═════ Data shown ═════
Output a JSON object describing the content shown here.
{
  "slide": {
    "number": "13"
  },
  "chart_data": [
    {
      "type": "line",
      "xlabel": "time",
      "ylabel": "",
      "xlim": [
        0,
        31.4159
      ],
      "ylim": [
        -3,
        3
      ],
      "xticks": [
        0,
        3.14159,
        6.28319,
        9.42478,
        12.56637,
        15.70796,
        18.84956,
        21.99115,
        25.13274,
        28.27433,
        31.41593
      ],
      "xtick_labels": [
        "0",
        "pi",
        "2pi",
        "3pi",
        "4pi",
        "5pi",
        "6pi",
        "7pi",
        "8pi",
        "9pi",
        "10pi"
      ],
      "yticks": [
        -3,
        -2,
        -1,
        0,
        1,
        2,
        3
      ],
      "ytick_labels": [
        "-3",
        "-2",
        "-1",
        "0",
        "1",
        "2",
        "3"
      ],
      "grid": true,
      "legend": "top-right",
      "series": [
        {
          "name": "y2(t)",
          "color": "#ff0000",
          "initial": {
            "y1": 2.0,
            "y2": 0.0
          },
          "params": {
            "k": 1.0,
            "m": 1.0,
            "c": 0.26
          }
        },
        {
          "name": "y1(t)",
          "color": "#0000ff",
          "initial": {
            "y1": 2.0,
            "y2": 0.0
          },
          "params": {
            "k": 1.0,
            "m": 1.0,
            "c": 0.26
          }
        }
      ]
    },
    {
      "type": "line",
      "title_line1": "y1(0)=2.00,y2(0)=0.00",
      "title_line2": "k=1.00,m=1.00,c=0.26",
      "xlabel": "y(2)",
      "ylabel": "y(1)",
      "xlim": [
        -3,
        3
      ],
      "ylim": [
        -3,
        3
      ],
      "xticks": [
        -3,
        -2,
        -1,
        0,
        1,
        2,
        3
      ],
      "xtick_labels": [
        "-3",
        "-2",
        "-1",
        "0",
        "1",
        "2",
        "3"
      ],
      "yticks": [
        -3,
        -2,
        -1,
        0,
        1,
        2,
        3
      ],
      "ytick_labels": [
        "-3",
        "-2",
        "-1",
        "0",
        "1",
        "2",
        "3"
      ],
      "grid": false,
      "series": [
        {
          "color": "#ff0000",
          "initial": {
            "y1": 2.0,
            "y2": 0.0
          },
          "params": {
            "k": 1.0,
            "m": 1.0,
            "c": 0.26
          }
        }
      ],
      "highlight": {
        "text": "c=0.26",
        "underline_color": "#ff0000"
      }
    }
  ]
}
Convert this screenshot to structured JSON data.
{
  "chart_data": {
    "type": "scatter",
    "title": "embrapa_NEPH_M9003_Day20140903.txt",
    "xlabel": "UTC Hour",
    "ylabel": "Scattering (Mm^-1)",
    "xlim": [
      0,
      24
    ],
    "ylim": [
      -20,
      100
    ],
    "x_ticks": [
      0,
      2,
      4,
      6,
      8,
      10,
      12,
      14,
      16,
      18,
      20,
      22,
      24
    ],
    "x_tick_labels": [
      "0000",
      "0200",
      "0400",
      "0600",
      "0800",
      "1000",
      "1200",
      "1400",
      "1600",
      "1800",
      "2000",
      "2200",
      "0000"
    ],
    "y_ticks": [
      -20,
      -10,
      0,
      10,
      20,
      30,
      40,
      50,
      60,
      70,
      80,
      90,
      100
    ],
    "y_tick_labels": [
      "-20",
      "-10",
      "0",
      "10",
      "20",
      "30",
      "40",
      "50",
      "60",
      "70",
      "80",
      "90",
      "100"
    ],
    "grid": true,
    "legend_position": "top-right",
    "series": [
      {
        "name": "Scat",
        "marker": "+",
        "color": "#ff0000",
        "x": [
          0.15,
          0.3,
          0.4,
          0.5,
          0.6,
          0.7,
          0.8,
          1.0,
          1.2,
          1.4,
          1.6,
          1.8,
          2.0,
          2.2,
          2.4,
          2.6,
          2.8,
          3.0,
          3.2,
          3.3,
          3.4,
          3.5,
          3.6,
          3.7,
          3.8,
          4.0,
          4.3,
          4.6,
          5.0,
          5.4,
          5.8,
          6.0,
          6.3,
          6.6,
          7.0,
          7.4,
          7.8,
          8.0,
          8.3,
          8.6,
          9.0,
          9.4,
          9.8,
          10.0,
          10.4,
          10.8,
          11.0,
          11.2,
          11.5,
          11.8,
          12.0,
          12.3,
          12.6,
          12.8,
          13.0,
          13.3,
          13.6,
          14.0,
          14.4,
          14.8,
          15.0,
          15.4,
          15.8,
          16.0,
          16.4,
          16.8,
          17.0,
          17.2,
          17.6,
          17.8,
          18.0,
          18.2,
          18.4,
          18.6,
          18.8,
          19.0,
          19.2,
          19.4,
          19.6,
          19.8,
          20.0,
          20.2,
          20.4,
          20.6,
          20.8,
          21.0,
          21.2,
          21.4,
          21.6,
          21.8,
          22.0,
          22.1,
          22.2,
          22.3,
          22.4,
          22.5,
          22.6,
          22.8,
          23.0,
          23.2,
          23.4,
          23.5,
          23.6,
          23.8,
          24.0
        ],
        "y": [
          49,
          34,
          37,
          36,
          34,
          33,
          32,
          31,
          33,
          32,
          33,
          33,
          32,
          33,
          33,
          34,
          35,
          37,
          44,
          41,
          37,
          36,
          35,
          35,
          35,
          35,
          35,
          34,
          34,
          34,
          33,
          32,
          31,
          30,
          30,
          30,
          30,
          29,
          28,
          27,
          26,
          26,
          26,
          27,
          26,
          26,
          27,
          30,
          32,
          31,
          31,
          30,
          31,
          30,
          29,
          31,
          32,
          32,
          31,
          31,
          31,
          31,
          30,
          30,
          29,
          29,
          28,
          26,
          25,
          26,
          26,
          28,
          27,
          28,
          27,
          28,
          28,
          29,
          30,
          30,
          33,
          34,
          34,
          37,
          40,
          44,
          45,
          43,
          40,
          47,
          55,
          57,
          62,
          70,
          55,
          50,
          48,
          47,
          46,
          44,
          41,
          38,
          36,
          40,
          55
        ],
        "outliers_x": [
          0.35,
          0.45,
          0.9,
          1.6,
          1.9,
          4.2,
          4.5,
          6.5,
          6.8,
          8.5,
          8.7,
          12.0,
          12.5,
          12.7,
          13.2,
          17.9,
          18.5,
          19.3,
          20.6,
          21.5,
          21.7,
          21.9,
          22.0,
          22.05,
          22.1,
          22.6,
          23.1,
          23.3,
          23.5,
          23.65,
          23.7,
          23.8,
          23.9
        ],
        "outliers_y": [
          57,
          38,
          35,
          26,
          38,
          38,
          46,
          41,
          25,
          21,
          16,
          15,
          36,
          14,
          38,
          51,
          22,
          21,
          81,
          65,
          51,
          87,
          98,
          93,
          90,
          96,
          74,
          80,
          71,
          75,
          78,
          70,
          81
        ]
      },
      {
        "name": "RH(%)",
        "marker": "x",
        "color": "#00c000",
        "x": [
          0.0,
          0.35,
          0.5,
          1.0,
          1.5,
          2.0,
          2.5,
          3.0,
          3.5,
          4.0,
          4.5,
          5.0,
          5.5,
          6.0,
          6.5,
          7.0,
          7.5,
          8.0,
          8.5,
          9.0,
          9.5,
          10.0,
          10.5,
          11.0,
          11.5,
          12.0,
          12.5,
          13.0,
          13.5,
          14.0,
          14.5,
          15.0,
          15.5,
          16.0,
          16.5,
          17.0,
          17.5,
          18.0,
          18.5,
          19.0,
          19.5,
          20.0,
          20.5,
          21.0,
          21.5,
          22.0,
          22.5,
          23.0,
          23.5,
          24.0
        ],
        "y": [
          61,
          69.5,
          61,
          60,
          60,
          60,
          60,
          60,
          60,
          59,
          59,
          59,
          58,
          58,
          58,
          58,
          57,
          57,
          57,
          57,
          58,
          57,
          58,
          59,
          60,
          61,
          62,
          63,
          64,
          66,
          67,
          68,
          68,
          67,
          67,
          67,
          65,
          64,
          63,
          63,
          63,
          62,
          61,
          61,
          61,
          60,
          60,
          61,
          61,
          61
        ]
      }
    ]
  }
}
═════
■ **What is needed**: Only a number is expected here: the count of lines in the listing that hold the string "ylabel".

■ **Written solution**: 3